[Collected data entries]

◆ ◆ ◆ ◆ ◆ ◆ ◆

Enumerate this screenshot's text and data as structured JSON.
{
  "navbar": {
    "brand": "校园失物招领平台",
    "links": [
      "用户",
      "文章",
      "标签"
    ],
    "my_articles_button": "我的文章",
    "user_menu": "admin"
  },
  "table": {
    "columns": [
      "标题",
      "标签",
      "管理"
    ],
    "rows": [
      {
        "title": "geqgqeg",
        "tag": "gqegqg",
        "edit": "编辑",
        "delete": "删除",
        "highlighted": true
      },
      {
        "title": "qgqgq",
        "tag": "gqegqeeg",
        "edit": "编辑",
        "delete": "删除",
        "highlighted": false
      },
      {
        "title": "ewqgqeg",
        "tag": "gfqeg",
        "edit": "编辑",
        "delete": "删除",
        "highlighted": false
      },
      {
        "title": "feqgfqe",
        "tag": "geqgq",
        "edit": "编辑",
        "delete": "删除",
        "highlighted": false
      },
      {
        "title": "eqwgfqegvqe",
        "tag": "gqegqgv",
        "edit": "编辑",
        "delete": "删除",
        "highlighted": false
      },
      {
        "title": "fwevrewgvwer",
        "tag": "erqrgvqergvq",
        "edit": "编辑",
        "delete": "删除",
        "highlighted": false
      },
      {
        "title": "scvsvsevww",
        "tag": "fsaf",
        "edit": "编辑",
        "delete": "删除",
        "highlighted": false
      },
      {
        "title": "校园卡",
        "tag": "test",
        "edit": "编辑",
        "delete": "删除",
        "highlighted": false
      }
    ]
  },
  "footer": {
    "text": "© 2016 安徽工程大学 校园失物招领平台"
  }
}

◆ ◆ ◆ ◆ ◆ ◆ ◆

- TASK INSTRUCTIONS -
Exactly as shown above, return every record.

- RESPONSE TO THIS TASK -
Enumerate this screenshot's text and data as structured JSON.
{
  "navbar": {
    "brand": "校园失物招领平台",
    "links": [
      "用户",
      "文章",
      "标签"
    ],
    "my_articles_button": "我的文章",
    "user_menu": "admin"
  },
  "table": {
    "columns": [
      "标题",
      "标签",
      "管理"
    ],
    "rows": [
      {
        "title": "geqgqeg",
        "tag": "gqegqg",
        "edit": "编辑",
        "delete": "删除",
        "highlighted": true
      },
      {
        "title": "qgqgq",
        "tag": "gqegqeeg",
        "edit": "编辑",
        "delete": "删除",
        "highlighted": false
      },
      {
        "title": "ewqgqeg",
        "tag": "gfqeg",
        "edit": "编辑",
        "delete": "删除",
        "highlighted": false
      },
      {
        "title": "feqgfqe",
        "tag": "geqgq",
        "edit": "编辑",
        "delete": "删除",
        "highlighted": false
      },
      {
        "title": "eqwgfqegvqe",
        "tag": "gqegqgv",
        "edit": "编辑",
        "delete": "删除",
        "highlighted": false
      },
      {
        "title": "fwevrewgvwer",
        "tag": "erqrgvqergvq",
        "edit": "编辑",
        "delete": "删除",
        "highlighted": false
      },
      {
        "title": "scvsvsevww",
        "tag": "fsaf",
        "edit": "编辑",
        "delete": "删除",
        "highlighted": false
      },
      {
        "title": "校园卡",
        "tag": "test",
        "edit": "编辑",
        "delete": "删除",
        "highlighted": false
      }
    ]
  },
  "footer": {
    "text": "© 2016 安徽工程大学 校园失物招领平台"
  }
}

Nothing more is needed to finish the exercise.